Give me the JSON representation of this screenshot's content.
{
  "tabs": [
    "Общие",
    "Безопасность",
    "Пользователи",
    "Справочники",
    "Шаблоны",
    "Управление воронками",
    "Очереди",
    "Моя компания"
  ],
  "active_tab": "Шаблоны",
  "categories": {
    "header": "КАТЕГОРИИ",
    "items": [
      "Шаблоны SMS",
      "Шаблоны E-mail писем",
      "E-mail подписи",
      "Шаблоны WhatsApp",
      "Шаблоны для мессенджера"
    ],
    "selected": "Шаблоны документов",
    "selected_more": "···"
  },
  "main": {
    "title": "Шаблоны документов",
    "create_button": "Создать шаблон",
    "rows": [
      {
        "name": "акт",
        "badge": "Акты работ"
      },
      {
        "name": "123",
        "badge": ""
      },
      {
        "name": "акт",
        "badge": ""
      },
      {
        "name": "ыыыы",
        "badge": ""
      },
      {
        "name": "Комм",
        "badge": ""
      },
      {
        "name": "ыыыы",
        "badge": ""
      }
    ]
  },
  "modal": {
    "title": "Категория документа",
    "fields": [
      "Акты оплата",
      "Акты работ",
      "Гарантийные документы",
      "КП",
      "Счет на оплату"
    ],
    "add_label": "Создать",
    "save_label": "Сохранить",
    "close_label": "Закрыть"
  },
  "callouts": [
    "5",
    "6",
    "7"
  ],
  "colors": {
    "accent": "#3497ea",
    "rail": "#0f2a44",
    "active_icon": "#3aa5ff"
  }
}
****************************************
SHORT EXERCISE:
Each entry above needs to be retyped exactly.

PROBLEM SOLUTION:
Give me the JSON representation of this screenshot's content.
{
  "tabs": [
    "Общие",
    "Безопасность",
    "Пользователи",
    "Справочники",
    "Шаблоны",
    "Управление воронками",
    "Очереди",
    "Моя компания"
  ],
  "active_tab": "Шаблоны",
  "categories": {
    "header": "КАТЕГОРИИ",
    "items": [
      "Шаблоны SMS",
      "Шаблоны E-mail писем",
      "E-mail подписи",
      "Шаблоны WhatsApp",
      "Шаблоны для мессенджера"
    ],
    "selected": "Шаблоны документов",
    "selected_more": "···"
  },
  "main": {
    "title": "Шаблоны документов",
    "create_button": "Создать шаблон",
    "rows": [
      {
        "name": "акт",
        "badge": "Акты работ"
      },
      {
        "name": "123",
        "badge": ""
      },
      {
        "name": "акт",
        "badge": ""
      },
      {
        "name": "ыыыы",
        "badge": ""
      },
      {
        "name": "Комм",
        "badge": ""
      },
      {
        "name": "ыыыы",
        "badge": ""
      }
    ]
  },
  "modal": {
    "title": "Категория документа",
    "fields": [
      "Акты оплата",
      "Акты работ",
      "Гарантийные документы",
      "КП",
      "Счет на оплату"
    ],
    "add_label": "Создать",
    "save_label": "Сохранить",
    "close_label": "Закрыть"
  },
  "callouts": [
    "5",
    "6",
    "7"
  ],
  "colors": {
    "accent": "#3497ea",
    "rail": "#0f2a44",
    "active_icon": "#3aa5ff"
  }
}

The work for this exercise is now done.